Dataset items
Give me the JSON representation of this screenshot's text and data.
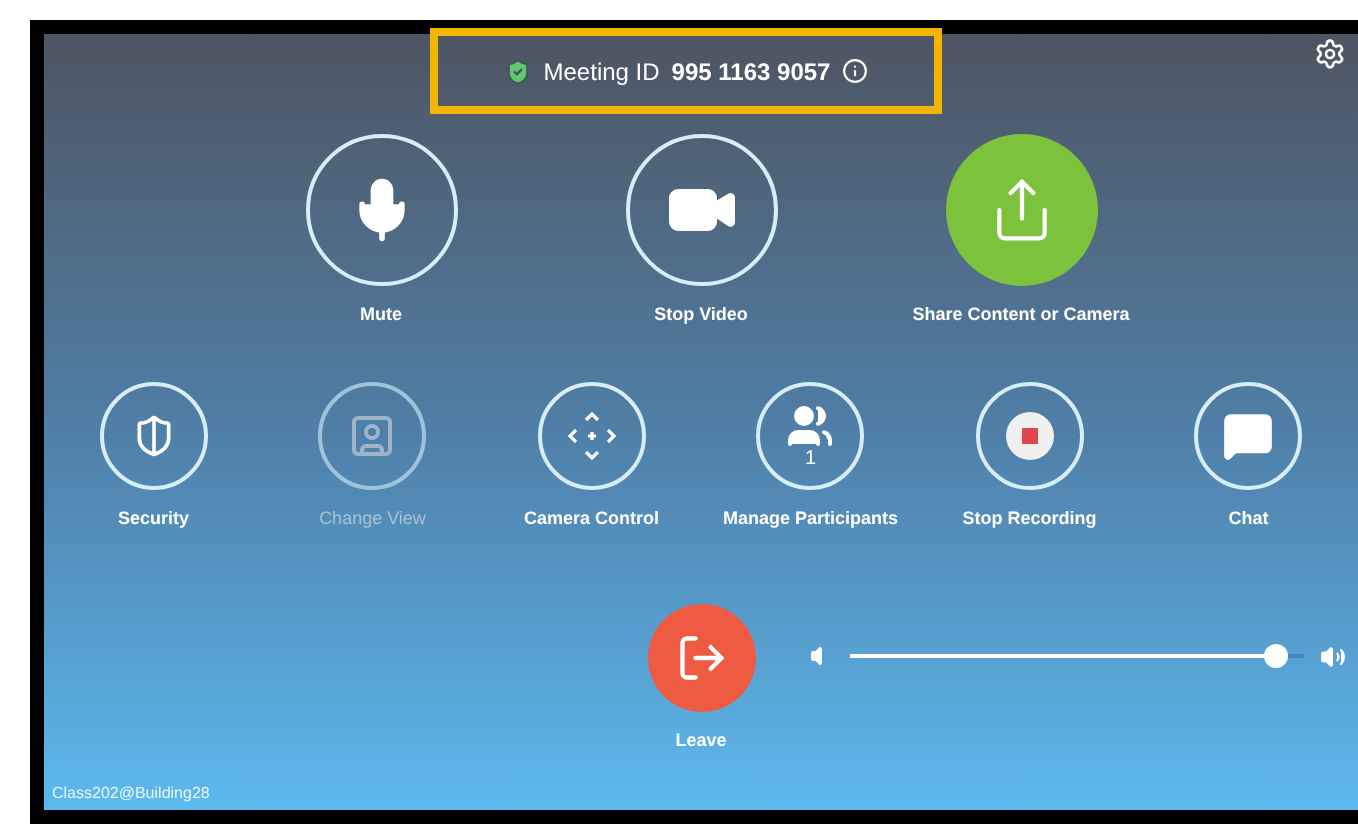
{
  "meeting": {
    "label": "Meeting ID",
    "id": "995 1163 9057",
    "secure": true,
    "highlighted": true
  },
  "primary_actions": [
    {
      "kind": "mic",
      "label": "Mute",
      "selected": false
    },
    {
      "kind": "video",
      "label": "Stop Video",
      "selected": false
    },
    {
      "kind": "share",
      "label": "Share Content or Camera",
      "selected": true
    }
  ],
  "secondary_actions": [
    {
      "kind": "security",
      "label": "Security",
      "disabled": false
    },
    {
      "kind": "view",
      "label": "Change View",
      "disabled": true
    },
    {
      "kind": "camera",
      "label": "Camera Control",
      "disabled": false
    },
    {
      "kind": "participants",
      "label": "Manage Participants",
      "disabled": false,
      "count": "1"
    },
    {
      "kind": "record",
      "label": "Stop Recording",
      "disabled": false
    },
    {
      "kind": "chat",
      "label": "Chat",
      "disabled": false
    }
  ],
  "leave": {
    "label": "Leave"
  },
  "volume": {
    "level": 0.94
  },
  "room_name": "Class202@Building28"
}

WHAT YOU SHOULD DO:
Pictures stay out; repeat all the rest of the records exactly.

SOLVED EXERCISE:
Give me the JSON representation of this screenshot's text and data.
{
  "meeting": {
    "label": "Meeting ID",
    "id": "995 1163 9057",
    "secure": true,
    "highlighted": true
  },
  "primary_actions": [
    {
      "kind": "mic",
      "label": "Mute",
      "selected": false
    },
    {
      "kind": "video",
      "label": "Stop Video",
      "selected": false
    },
    {
      "kind": "share",
      "label": "Share Content or Camera",
      "selected": true
    }
  ],
  "secondary_actions": [
    {
      "kind": "security",
      "label": "Security",
      "disabled": false
    },
    {
      "kind": "view",
      "label": "Change View",
      "disabled": true
    },
    {
      "kind": "camera",
      "label": "Camera Control",
      "disabled": false
    },
    {
      "kind": "participants",
      "label": "Manage Participants",
      "disabled": false,
      "count": "1"
    },
    {
      "kind": "record",
      "label": "Stop Recording",
      "disabled": false
    },
    {
      "kind": "chat",
      "label": "Chat",
      "disabled": false
    }
  ],
  "leave": {
    "label": "Leave"
  },
  "volume": {
    "level": 0.94
  },
  "room_name": "Class202@Building28"
}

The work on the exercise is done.